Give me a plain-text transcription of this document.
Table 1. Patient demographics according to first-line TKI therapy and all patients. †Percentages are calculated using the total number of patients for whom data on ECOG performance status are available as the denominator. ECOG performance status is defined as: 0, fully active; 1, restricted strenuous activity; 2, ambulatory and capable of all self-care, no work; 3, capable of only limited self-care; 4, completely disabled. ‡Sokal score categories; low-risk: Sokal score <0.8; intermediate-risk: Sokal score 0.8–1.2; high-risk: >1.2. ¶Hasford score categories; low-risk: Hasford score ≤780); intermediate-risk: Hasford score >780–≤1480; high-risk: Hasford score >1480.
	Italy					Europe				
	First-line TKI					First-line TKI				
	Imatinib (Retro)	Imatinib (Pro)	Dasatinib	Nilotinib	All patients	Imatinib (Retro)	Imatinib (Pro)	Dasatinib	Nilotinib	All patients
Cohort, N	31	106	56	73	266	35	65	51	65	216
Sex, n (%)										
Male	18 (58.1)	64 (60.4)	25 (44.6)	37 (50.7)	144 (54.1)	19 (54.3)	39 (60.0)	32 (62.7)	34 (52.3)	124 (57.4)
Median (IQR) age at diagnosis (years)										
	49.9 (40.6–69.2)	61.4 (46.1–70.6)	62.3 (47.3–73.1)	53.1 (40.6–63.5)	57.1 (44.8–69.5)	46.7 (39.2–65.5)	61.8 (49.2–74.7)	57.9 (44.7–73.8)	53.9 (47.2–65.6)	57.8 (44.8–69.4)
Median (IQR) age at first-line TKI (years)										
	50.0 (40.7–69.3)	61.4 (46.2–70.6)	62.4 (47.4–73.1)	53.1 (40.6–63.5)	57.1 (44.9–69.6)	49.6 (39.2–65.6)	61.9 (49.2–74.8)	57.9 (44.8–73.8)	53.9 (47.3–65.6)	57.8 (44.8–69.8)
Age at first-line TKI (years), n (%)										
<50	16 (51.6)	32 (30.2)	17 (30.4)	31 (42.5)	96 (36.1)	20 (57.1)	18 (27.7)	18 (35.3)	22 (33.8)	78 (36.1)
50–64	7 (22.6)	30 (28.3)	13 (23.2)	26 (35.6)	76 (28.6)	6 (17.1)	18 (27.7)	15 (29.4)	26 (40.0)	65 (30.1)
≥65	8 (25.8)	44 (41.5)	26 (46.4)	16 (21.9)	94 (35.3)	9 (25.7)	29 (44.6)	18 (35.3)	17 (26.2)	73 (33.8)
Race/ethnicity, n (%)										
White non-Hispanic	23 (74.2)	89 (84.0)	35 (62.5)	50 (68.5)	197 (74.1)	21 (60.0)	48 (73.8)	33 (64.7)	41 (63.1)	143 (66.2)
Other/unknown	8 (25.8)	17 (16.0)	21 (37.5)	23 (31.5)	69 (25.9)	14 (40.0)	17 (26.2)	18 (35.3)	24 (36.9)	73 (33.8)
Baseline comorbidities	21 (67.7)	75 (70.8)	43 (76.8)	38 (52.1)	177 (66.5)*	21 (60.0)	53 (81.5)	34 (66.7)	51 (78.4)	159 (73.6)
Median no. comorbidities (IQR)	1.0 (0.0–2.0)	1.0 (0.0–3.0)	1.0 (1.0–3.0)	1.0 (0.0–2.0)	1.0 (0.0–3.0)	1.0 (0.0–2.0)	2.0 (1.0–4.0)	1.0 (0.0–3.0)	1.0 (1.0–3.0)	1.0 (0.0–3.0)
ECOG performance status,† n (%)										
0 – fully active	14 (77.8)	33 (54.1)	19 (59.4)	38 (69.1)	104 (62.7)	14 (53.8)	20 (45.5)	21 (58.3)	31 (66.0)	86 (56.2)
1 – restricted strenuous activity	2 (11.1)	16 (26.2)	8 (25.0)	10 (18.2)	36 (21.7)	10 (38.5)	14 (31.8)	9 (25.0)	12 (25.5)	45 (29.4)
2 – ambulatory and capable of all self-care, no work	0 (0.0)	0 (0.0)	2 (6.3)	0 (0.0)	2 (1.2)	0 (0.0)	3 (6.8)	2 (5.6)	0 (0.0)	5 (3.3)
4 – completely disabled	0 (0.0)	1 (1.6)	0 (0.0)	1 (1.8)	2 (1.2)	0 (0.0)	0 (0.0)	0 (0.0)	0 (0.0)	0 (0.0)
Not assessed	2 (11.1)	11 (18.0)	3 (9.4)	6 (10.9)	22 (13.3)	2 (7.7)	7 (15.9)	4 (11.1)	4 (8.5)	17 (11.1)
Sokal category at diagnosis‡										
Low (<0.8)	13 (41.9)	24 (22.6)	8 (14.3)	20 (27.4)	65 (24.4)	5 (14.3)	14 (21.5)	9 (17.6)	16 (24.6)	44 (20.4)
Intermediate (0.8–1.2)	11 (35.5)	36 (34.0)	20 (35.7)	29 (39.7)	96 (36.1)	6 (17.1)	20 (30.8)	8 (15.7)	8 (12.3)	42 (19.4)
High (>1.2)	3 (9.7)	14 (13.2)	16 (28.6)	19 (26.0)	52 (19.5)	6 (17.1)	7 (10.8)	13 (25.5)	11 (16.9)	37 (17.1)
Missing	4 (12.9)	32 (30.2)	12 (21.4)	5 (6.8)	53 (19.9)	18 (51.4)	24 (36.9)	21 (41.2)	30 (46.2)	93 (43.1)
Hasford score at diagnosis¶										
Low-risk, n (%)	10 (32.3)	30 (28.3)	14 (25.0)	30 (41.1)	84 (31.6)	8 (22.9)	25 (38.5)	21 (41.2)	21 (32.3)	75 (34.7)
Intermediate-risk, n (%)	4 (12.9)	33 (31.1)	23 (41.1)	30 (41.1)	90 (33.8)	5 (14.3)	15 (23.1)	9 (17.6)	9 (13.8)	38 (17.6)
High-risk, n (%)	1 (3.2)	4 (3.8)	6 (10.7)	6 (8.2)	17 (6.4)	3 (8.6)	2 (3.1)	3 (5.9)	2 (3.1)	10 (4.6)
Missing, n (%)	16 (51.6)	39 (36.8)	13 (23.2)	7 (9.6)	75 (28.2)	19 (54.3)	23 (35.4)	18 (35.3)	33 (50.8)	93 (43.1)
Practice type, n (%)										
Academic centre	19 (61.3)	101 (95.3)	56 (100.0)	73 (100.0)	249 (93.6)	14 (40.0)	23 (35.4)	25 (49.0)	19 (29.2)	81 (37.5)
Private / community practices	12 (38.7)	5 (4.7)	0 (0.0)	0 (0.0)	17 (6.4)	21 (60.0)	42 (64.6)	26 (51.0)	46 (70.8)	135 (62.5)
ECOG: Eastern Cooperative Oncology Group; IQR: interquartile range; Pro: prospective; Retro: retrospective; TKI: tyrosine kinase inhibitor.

☆ ☆ ☆ ☆ ☆ ☆ ☆

Go through the listing above and copy each line where the string "activity" appears.

Table 1. Patient demographics according to first-line TKI therapy and all patients. †Percentages are calculated using the total number of patients for whom data on ECOG performance status are available as the denominator. ECOG performance status is defined as: 0, fully active; 1, restricted strenuous activity; 2, ambulatory and capable of all self-care, no work; 3, capable of only limited self-care; 4, completely disabled. ‡Sokal score categories; low-risk: Sokal score <0.8; intermediate-risk: Sokal score 0.8–1.2; high-risk: >1.2. ¶Hasford score categories; low-risk: Hasford score ≤780); intermediate-risk: Hasford score >780–≤1480; high-risk: Hasford score >1480.
1 – restricted strenuous activity	2 (11.1)	16 (26.2)	8 (25.0)	10 (18.2)	36 (21.7)	10 (38.5)	14 (31.8)	9 (25.0)	12 (25.5)	45 (29.4)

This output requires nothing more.